### WRITTEN TASK
Copy each of the entries below faithfully, setting aside any pictures.

### EXCERPTED DATA
--- begin ---
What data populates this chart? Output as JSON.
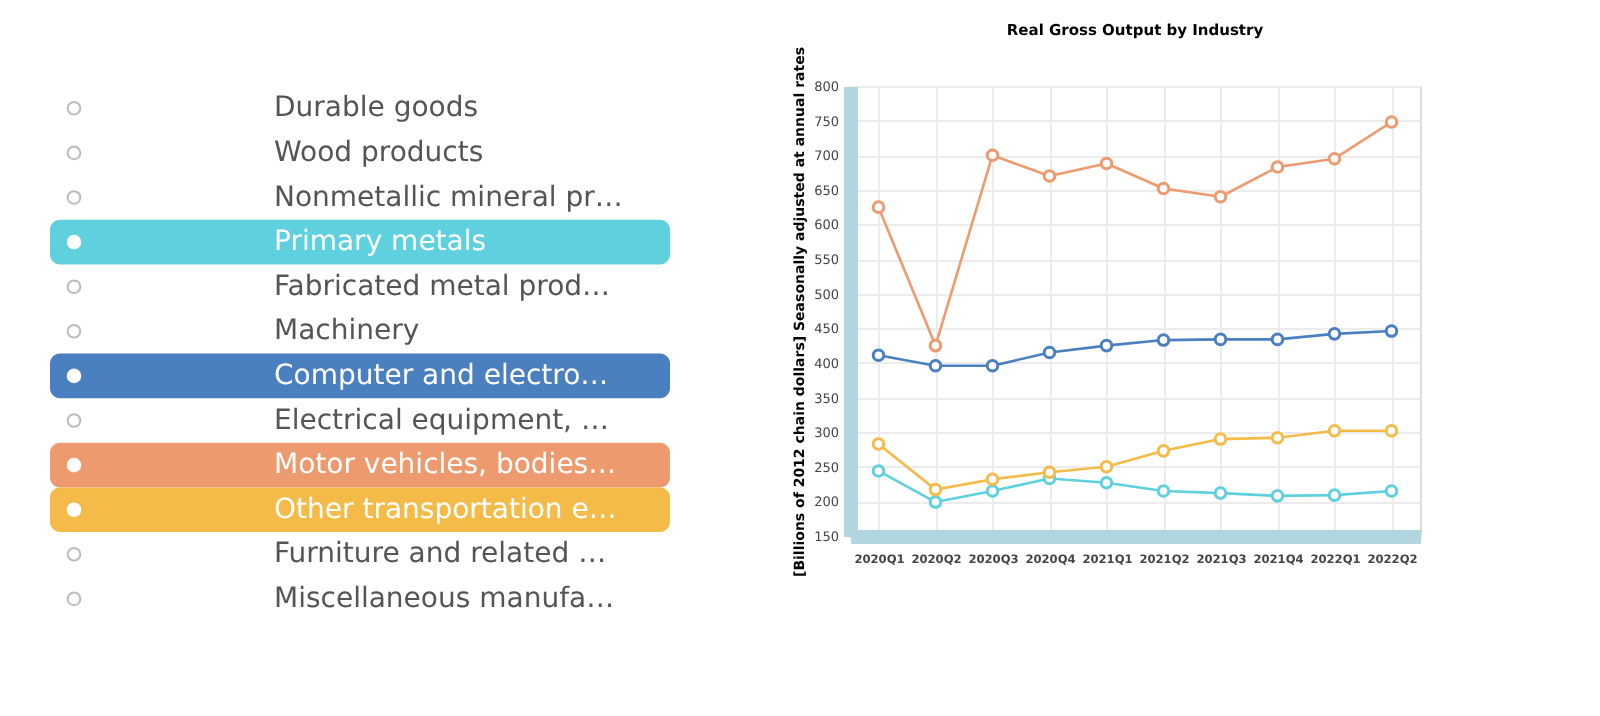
{
  "chart_data": {
    "type": "line",
    "title": "Real Gross Output by Industry",
    "ylabel": "[Billions of 2012 chain dollars] Seasonally adjusted at annual rates",
    "categories": [
      "2020Q1",
      "2020Q2",
      "2020Q3",
      "2020Q4",
      "2021Q1",
      "2021Q2",
      "2021Q3",
      "2021Q4",
      "2022Q1",
      "2022Q2"
    ],
    "ylim": [
      150,
      800
    ],
    "yticks": [
      150,
      200,
      250,
      300,
      350,
      400,
      450,
      500,
      550,
      600,
      650,
      700,
      750,
      800
    ],
    "grid": true,
    "legend": "left",
    "marker": "circle",
    "line_style": "solid",
    "series": [
      {
        "name": "Durable goods",
        "color": null,
        "values": [
          null,
          null,
          null,
          null,
          null,
          null,
          null,
          null,
          null,
          null
        ]
      },
      {
        "name": "Wood products",
        "color": null,
        "values": [
          null,
          null,
          null,
          null,
          null,
          null,
          null,
          null,
          null,
          null
        ]
      },
      {
        "name": "Nonmetallic mineral pr…",
        "color": null,
        "values": [
          null,
          null,
          null,
          null,
          null,
          null,
          null,
          null,
          null,
          null
        ]
      },
      {
        "name": "Primary metals",
        "color": "#5fd0de",
        "values": [
          244,
          199,
          215,
          233,
          227,
          215,
          212,
          208,
          209,
          215
        ]
      },
      {
        "name": "Fabricated metal prod…",
        "color": null,
        "values": [
          null,
          null,
          null,
          null,
          null,
          null,
          null,
          null,
          null,
          null
        ]
      },
      {
        "name": "Machinery",
        "color": null,
        "values": [
          null,
          null,
          null,
          null,
          null,
          null,
          null,
          null,
          null,
          null
        ]
      },
      {
        "name": "Computer and electro…",
        "color": "#4a7fc0",
        "values": [
          411,
          396,
          396,
          415,
          425,
          433,
          434,
          434,
          442,
          446
        ]
      },
      {
        "name": "Electrical equipment, …",
        "color": null,
        "values": [
          null,
          null,
          null,
          null,
          null,
          null,
          null,
          null,
          null,
          null
        ]
      },
      {
        "name": "Motor vehicles, bodies…",
        "color": "#ec9a6e",
        "values": [
          625,
          425,
          700,
          670,
          688,
          652,
          640,
          683,
          695,
          748
        ]
      },
      {
        "name": "Other transportation e…",
        "color": "#f5bb48",
        "values": [
          283,
          217,
          232,
          242,
          250,
          273,
          290,
          292,
          302,
          302
        ]
      },
      {
        "name": "Furniture and related …",
        "color": null,
        "values": [
          null,
          null,
          null,
          null,
          null,
          null,
          null,
          null,
          null,
          null
        ]
      },
      {
        "name": "Miscellaneous manufa…",
        "color": null,
        "values": [
          null,
          null,
          null,
          null,
          null,
          null,
          null,
          null,
          null,
          null
        ]
      }
    ]
  }
}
--- end ---
### RESPONSE TO THE TASK
What data populates this chart? Output as JSON.
{
  "chart_data": {
    "type": "line",
    "title": "Real Gross Output by Industry",
    "ylabel": "[Billions of 2012 chain dollars] Seasonally adjusted at annual rates",
    "categories": [
      "2020Q1",
      "2020Q2",
      "2020Q3",
      "2020Q4",
      "2021Q1",
      "2021Q2",
      "2021Q3",
      "2021Q4",
      "2022Q1",
      "2022Q2"
    ],
    "ylim": [
      150,
      800
    ],
    "yticks": [
      150,
      200,
      250,
      300,
      350,
      400,
      450,
      500,
      550,
      600,
      650,
      700,
      750,
      800
    ],
    "grid": true,
    "legend": "left",
    "marker": "circle",
    "line_style": "solid",
    "series": [
      {
        "name": "Durable goods",
        "color": null,
        "values": [
          null,
          null,
          null,
          null,
          null,
          null,
          null,
          null,
          null,
          null
        ]
      },
      {
        "name": "Wood products",
        "color": null,
        "values": [
          null,
          null,
          null,
          null,
          null,
          null,
          null,
          null,
          null,
          null
        ]
      },
      {
        "name": "Nonmetallic mineral pr…",
        "color": null,
        "values": [
          null,
          null,
          null,
          null,
          null,
          null,
          null,
          null,
          null,
          null
        ]
      },
      {
        "name": "Primary metals",
        "color": "#5fd0de",
        "values": [
          244,
          199,
          215,
          233,
          227,
          215,
          212,
          208,
          209,
          215
        ]
      },
      {
        "name": "Fabricated metal prod…",
        "color": null,
        "values": [
          null,
          null,
          null,
          null,
          null,
          null,
          null,
          null,
          null,
          null
        ]
      },
      {
        "name": "Machinery",
        "color": null,
        "values": [
          null,
          null,
          null,
          null,
          null,
          null,
          null,
          null,
          null,
          null
        ]
      },
      {
        "name": "Computer and electro…",
        "color": "#4a7fc0",
        "values": [
          411,
          396,
          396,
          415,
          425,
          433,
          434,
          434,
          442,
          446
        ]
      },
      {
        "name": "Electrical equipment, …",
        "color": null,
        "values": [
          null,
          null,
          null,
          null,
          null,
          null,
          null,
          null,
          null,
          null
        ]
      },
      {
        "name": "Motor vehicles, bodies…",
        "color": "#ec9a6e",
        "values": [
          625,
          425,
          700,
          670,
          688,
          652,
          640,
          683,
          695,
          748
        ]
      },
      {
        "name": "Other transportation e…",
        "color": "#f5bb48",
        "values": [
          283,
          217,
          232,
          242,
          250,
          273,
          290,
          292,
          302,
          302
        ]
      },
      {
        "name": "Furniture and related …",
        "color": null,
        "values": [
          null,
          null,
          null,
          null,
          null,
          null,
          null,
          null,
          null,
          null
        ]
      },
      {
        "name": "Miscellaneous manufa…",
        "color": null,
        "values": [
          null,
          null,
          null,
          null,
          null,
          null,
          null,
          null,
          null,
          null
        ]
      }
    ]
  }
}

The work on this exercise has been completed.